== DO THIS ==
Go through the entries below and write each one out exactly.

--- Start RECORDED DATA ---

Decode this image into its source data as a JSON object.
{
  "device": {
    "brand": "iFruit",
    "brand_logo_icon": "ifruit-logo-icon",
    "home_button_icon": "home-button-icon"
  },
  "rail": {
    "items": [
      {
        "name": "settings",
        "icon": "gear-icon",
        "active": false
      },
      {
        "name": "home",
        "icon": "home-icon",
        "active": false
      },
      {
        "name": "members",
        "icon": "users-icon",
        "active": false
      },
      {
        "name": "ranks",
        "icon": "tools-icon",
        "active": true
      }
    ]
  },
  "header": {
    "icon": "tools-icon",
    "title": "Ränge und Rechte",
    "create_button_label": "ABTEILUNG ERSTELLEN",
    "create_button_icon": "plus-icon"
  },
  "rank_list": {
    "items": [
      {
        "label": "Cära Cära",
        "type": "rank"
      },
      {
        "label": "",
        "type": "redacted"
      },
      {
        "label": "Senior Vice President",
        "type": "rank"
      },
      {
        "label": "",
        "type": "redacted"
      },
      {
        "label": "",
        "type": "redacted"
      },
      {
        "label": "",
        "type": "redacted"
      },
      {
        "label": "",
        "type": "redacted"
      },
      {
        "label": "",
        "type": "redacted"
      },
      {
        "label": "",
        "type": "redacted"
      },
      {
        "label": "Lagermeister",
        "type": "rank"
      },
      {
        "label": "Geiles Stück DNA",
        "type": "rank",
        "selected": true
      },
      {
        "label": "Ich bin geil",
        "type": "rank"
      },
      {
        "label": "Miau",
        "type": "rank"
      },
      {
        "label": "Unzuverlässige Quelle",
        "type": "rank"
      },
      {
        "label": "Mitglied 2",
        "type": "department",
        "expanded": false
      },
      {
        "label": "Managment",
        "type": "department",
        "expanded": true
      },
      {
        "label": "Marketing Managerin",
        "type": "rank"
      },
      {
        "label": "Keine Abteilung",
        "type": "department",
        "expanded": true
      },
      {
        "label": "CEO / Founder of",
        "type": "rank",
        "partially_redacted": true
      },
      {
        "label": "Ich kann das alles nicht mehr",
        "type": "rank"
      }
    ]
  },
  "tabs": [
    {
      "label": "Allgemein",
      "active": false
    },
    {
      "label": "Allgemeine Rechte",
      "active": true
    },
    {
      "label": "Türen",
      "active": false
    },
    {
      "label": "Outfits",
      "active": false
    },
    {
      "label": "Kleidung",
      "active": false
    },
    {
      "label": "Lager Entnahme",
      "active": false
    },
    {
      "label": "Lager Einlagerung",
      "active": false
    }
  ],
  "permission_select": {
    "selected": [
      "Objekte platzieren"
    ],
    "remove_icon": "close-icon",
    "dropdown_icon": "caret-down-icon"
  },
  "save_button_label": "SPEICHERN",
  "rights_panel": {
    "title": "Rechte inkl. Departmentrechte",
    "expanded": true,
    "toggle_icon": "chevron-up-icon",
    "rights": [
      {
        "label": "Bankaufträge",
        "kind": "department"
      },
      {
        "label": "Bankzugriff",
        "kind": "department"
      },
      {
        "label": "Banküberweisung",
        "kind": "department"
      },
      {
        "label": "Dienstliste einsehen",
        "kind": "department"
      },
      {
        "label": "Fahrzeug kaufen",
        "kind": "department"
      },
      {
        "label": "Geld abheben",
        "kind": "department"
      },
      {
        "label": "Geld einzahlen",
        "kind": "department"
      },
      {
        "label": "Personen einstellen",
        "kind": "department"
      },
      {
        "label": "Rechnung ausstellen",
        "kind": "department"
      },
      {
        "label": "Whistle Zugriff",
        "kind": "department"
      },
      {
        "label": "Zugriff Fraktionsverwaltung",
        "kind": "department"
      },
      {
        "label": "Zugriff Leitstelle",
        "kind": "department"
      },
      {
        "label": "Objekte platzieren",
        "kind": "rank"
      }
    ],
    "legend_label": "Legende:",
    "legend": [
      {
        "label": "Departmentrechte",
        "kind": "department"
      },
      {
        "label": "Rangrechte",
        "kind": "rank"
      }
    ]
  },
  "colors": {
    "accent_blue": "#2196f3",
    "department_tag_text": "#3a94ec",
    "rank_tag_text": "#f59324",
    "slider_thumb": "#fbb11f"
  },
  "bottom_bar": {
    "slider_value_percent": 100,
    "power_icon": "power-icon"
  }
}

--- End RECORDED DATA ---

== EXPECTED ANSWER ==
Decode this image into its source data as a JSON object.
{
  "device": {
    "brand": "iFruit",
    "brand_logo_icon": "ifruit-logo-icon",
    "home_button_icon": "home-button-icon"
  },
  "rail": {
    "items": [
      {
        "name": "settings",
        "icon": "gear-icon",
        "active": false
      },
      {
        "name": "home",
        "icon": "home-icon",
        "active": false
      },
      {
        "name": "members",
        "icon": "users-icon",
        "active": false
      },
      {
        "name": "ranks",
        "icon": "tools-icon",
        "active": true
      }
    ]
  },
  "header": {
    "icon": "tools-icon",
    "title": "Ränge und Rechte",
    "create_button_label": "ABTEILUNG ERSTELLEN",
    "create_button_icon": "plus-icon"
  },
  "rank_list": {
    "items": [
      {
        "label": "Cära Cära",
        "type": "rank"
      },
      {
        "label": "",
        "type": "redacted"
      },
      {
        "label": "Senior Vice President",
        "type": "rank"
      },
      {
        "label": "",
        "type": "redacted"
      },
      {
        "label": "",
        "type": "redacted"
      },
      {
        "label": "",
        "type": "redacted"
      },
      {
        "label": "",
        "type": "redacted"
      },
      {
        "label": "",
        "type": "redacted"
      },
      {
        "label": "",
        "type": "redacted"
      },
      {
        "label": "Lagermeister",
        "type": "rank"
      },
      {
        "label": "Geiles Stück DNA",
        "type": "rank",
        "selected": true
      },
      {
        "label": "Ich bin geil",
        "type": "rank"
      },
      {
        "label": "Miau",
        "type": "rank"
      },
      {
        "label": "Unzuverlässige Quelle",
        "type": "rank"
      },
      {
        "label": "Mitglied 2",
        "type": "department",
        "expanded": false
      },
      {
        "label": "Managment",
        "type": "department",
        "expanded": true
      },
      {
        "label": "Marketing Managerin",
        "type": "rank"
      },
      {
        "label": "Keine Abteilung",
        "type": "department",
        "expanded": true
      },
      {
        "label": "CEO / Founder of",
        "type": "rank",
        "partially_redacted": true
      },
      {
        "label": "Ich kann das alles nicht mehr",
        "type": "rank"
      }
    ]
  },
  "tabs": [
    {
      "label": "Allgemein",
      "active": false
    },
    {
      "label": "Allgemeine Rechte",
      "active": true
    },
    {
      "label": "Türen",
      "active": false
    },
    {
      "label": "Outfits",
      "active": false
    },
    {
      "label": "Kleidung",
      "active": false
    },
    {
      "label": "Lager Entnahme",
      "active": false
    },
    {
      "label": "Lager Einlagerung",
      "active": false
    }
  ],
  "permission_select": {
    "selected": [
      "Objekte platzieren"
    ],
    "remove_icon": "close-icon",
    "dropdown_icon": "caret-down-icon"
  },
  "save_button_label": "SPEICHERN",
  "rights_panel": {
    "title": "Rechte inkl. Departmentrechte",
    "expanded": true,
    "toggle_icon": "chevron-up-icon",
    "rights": [
      {
        "label": "Bankaufträge",
        "kind": "department"
      },
      {
        "label": "Bankzugriff",
        "kind": "department"
      },
      {
        "label": "Banküberweisung",
        "kind": "department"
      },
      {
        "label": "Dienstliste einsehen",
        "kind": "department"
      },
      {
        "label": "Fahrzeug kaufen",
        "kind": "department"
      },
      {
        "label": "Geld abheben",
        "kind": "department"
      },
      {
        "label": "Geld einzahlen",
        "kind": "department"
      },
      {
        "label": "Personen einstellen",
        "kind": "department"
      },
      {
        "label": "Rechnung ausstellen",
        "kind": "department"
      },
      {
        "label": "Whistle Zugriff",
        "kind": "department"
      },
      {
        "label": "Zugriff Fraktionsverwaltung",
        "kind": "department"
      },
      {
        "label": "Zugriff Leitstelle",
        "kind": "department"
      },
      {
        "label": "Objekte platzieren",
        "kind": "rank"
      }
    ],
    "legend_label": "Legende:",
    "legend": [
      {
        "label": "Departmentrechte",
        "kind": "department"
      },
      {
        "label": "Rangrechte",
        "kind": "rank"
      }
    ]
  },
  "colors": {
    "accent_blue": "#2196f3",
    "department_tag_text": "#3a94ec",
    "rank_tag_text": "#f59324",
    "slider_thumb": "#fbb11f"
  },
  "bottom_bar": {
    "slider_value_percent": 100,
    "power_icon": "power-icon"
  }
}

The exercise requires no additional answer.